---------- Source data ----------

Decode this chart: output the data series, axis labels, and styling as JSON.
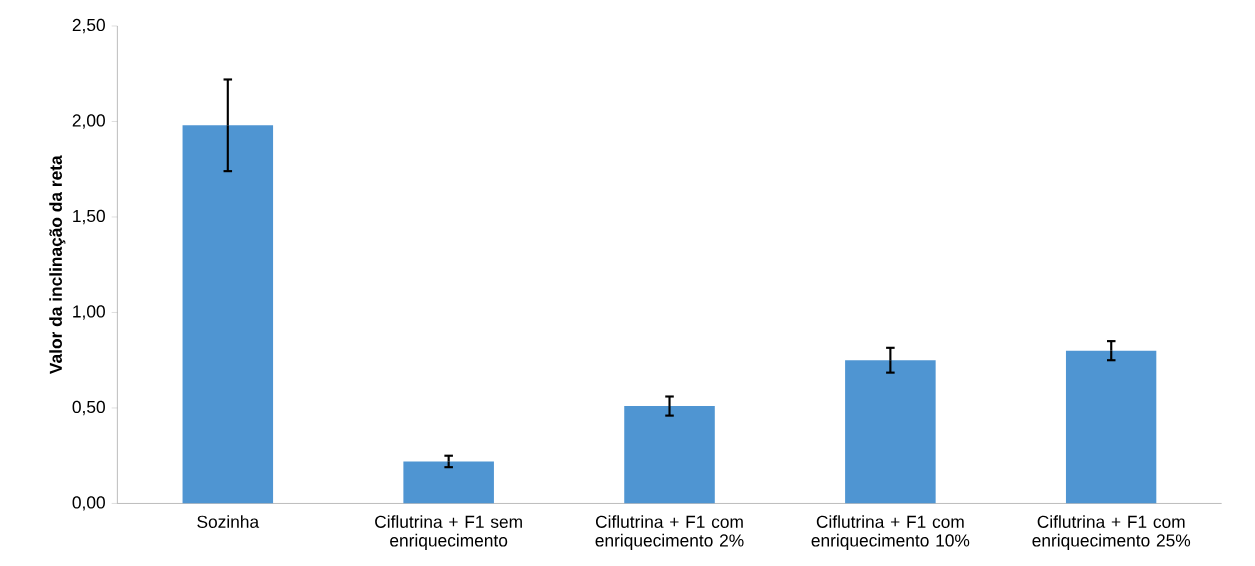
{
  "chart_data": {
    "type": "bar",
    "ylabel": "Valor da inclinação da reta",
    "categories": [
      "Sozinha",
      "Ciflutrina + F1 sem enriquecimento",
      "Ciflutrina + F1 com enriquecimento 2%",
      "Ciflutrina + F1 com enriquecimento 10%",
      "Ciflutrina + F1 com enriquecimento 25%"
    ],
    "values": [
      1.98,
      0.22,
      0.51,
      0.75,
      0.8
    ],
    "errors": [
      0.24,
      0.03,
      0.05,
      0.065,
      0.05
    ],
    "color": "#4f95d2",
    "ylim": [
      0,
      2.5
    ],
    "yticks": [
      {
        "value": 0,
        "label": "0,00"
      },
      {
        "value": 0.5,
        "label": "0,50"
      },
      {
        "value": 1.0,
        "label": "1,00"
      },
      {
        "value": 1.5,
        "label": "1,50"
      },
      {
        "value": 2.0,
        "label": "2,00"
      },
      {
        "value": 2.5,
        "label": "2,50"
      }
    ]
  }
}
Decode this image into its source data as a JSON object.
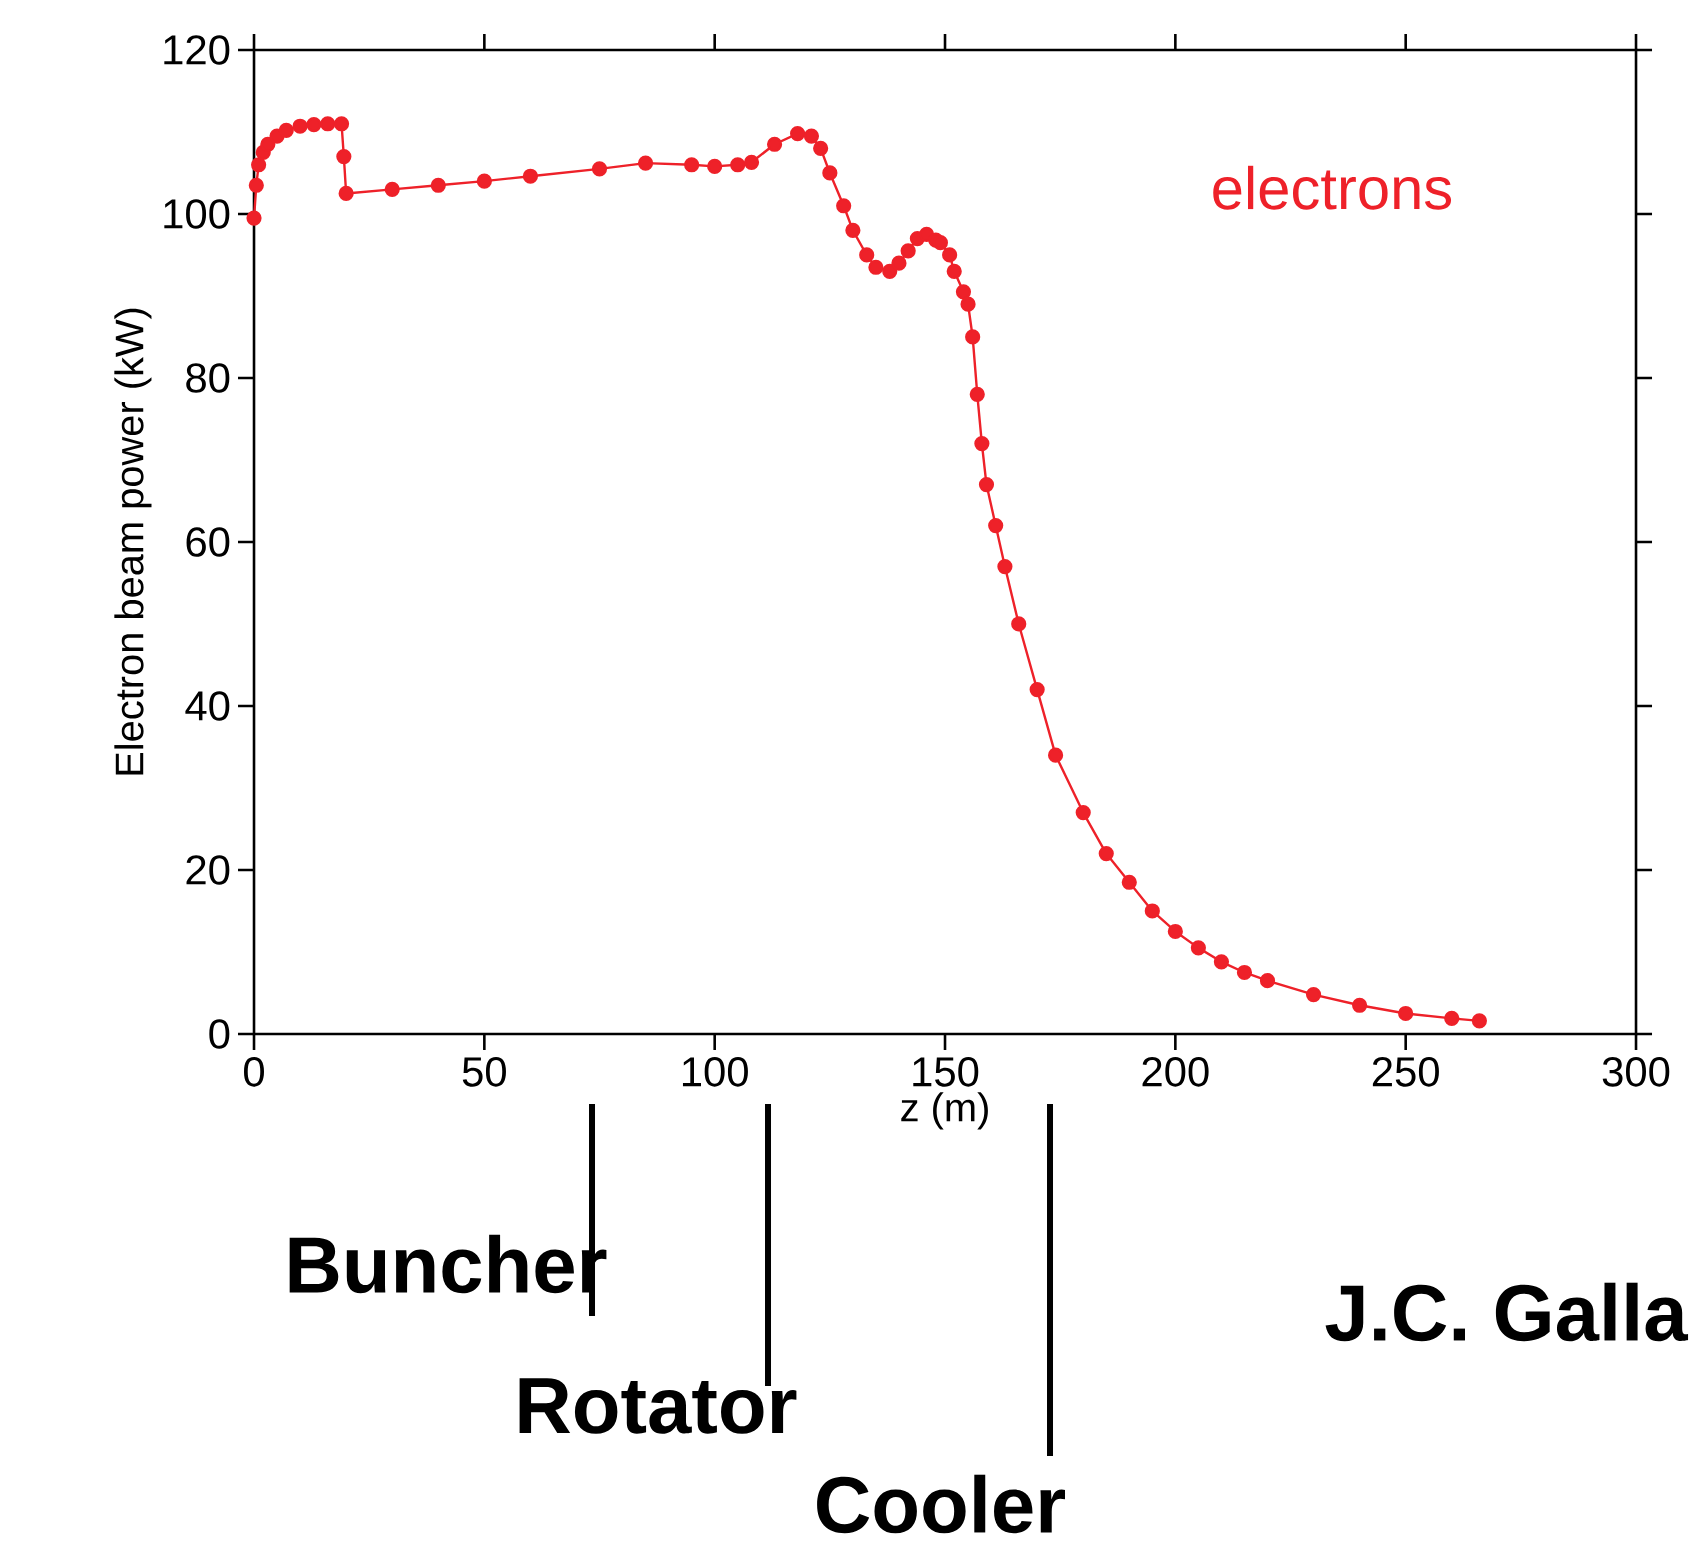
{
  "chart_data": {
    "type": "line",
    "xlabel": "z (m)",
    "ylabel": "Electron beam power (kW)",
    "xlim": [
      0,
      300
    ],
    "ylim": [
      0,
      120
    ],
    "xticks": [
      0,
      50,
      100,
      150,
      200,
      250,
      300
    ],
    "yticks": [
      0,
      20,
      40,
      60,
      80,
      100,
      120
    ],
    "marker": "circle",
    "line_style": "solid",
    "grid": false,
    "legend": false,
    "series": [
      {
        "name": "electrons",
        "color": "#ee2129",
        "x": [
          0,
          0.5,
          1,
          2,
          3,
          5,
          7,
          10,
          13,
          16,
          19,
          19.5,
          20,
          30,
          40,
          50,
          60,
          75,
          85,
          95,
          100,
          105,
          108,
          113,
          118,
          121,
          123,
          125,
          128,
          130,
          133,
          135,
          138,
          140,
          142,
          144,
          146,
          148,
          149,
          151,
          152,
          154,
          155,
          156,
          157,
          158,
          159,
          161,
          163,
          166,
          170,
          174,
          180,
          185,
          190,
          195,
          200,
          205,
          210,
          215,
          220,
          230,
          240,
          250,
          260,
          266
        ],
        "values": [
          99.5,
          103.5,
          106,
          107.5,
          108.5,
          109.5,
          110.2,
          110.7,
          110.9,
          111,
          111,
          107,
          102.5,
          103,
          103.5,
          104,
          104.6,
          105.5,
          106.2,
          106,
          105.8,
          106,
          106.3,
          108.5,
          109.8,
          109.5,
          108,
          105,
          101,
          98,
          95,
          93.5,
          93,
          94,
          95.5,
          97,
          97.5,
          96.8,
          96.5,
          95,
          93,
          90.5,
          89,
          85,
          78,
          72,
          67,
          62,
          57,
          50,
          42,
          34,
          27,
          22,
          18.5,
          15,
          12.5,
          10.5,
          8.8,
          7.5,
          6.5,
          4.8,
          3.5,
          2.5,
          1.9,
          1.6
        ]
      }
    ],
    "annotations": [
      "Buncher",
      "Rotator",
      "Cooler",
      "J.C. Galla"
    ]
  }
}
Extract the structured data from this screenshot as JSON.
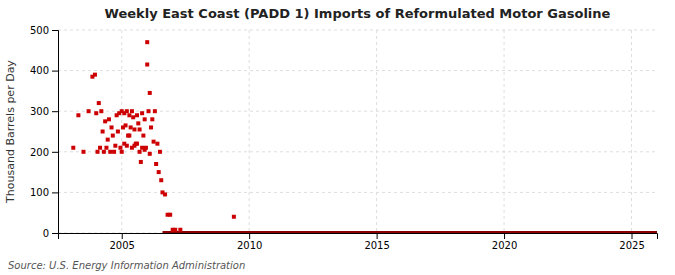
{
  "chart_data": {
    "type": "scatter",
    "title": "Weekly East Coast (PADD 1) Imports of Reformulated Motor Gasoline",
    "ylabel": "Thousand Barrels per Day",
    "annotations": [
      "Source: U.S. Energy Information Administration"
    ],
    "xlim": [
      2002.5,
      2026
    ],
    "ylim": [
      0,
      500
    ],
    "xticks": [
      2005,
      2010,
      2015,
      2020,
      2025
    ],
    "yticks": [
      0,
      100,
      200,
      300,
      400,
      500
    ],
    "grid": true,
    "series": [
      {
        "type": "line",
        "color": "#8b0000",
        "line_style": "solid",
        "x": [
          2006.6,
          2026
        ],
        "values": [
          2,
          2
        ]
      },
      {
        "type": "scatter",
        "color": "#cc0000",
        "marker": "square",
        "x": [
          2003.1,
          2003.3,
          2003.5,
          2003.7,
          2003.85,
          2003.95,
          2004.0,
          2004.05,
          2004.1,
          2004.15,
          2004.2,
          2004.25,
          2004.3,
          2004.35,
          2004.4,
          2004.45,
          2004.5,
          2004.55,
          2004.6,
          2004.65,
          2004.7,
          2004.75,
          2004.8,
          2004.85,
          2004.9,
          2004.95,
          2005.0,
          2005.0,
          2005.05,
          2005.1,
          2005.1,
          2005.15,
          2005.2,
          2005.2,
          2005.25,
          2005.3,
          2005.3,
          2005.35,
          2005.4,
          2005.4,
          2005.45,
          2005.5,
          2005.5,
          2005.55,
          2005.6,
          2005.6,
          2005.65,
          2005.7,
          2005.7,
          2005.75,
          2005.8,
          2005.8,
          2005.85,
          2005.9,
          2005.9,
          2005.95,
          2006.0,
          2006.0,
          2006.05,
          2006.1,
          2006.1,
          2006.15,
          2006.2,
          2006.25,
          2006.3,
          2006.35,
          2006.4,
          2006.45,
          2006.5,
          2006.55,
          2006.6,
          2006.7,
          2006.8,
          2006.9,
          2007.0,
          2007.1,
          2007.3,
          2009.4
        ],
        "values": [
          210,
          290,
          200,
          300,
          385,
          390,
          295,
          200,
          320,
          210,
          300,
          250,
          200,
          275,
          210,
          230,
          280,
          200,
          260,
          240,
          200,
          215,
          290,
          250,
          295,
          210,
          300,
          200,
          260,
          295,
          220,
          265,
          300,
          215,
          240,
          290,
          240,
          260,
          300,
          210,
          285,
          255,
          215,
          220,
          290,
          220,
          270,
          200,
          255,
          175,
          295,
          210,
          240,
          205,
          280,
          210,
          470,
          415,
          300,
          345,
          195,
          260,
          280,
          225,
          300,
          170,
          220,
          150,
          200,
          130,
          100,
          95,
          45,
          45,
          8,
          8,
          8,
          40
        ]
      }
    ]
  }
}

----------

Go through the records above, find every line with the word "enriquecimento", and list those lines.

**Output below**
      "Ciflutrina + F1 sem enriquecimento",
      "Ciflutrina + F1 com enriquecimento 2%",
      "Ciflutrina + F1 com enriquecimento 10%",
      "Ciflutrina + F1 com enriquecimento 25%"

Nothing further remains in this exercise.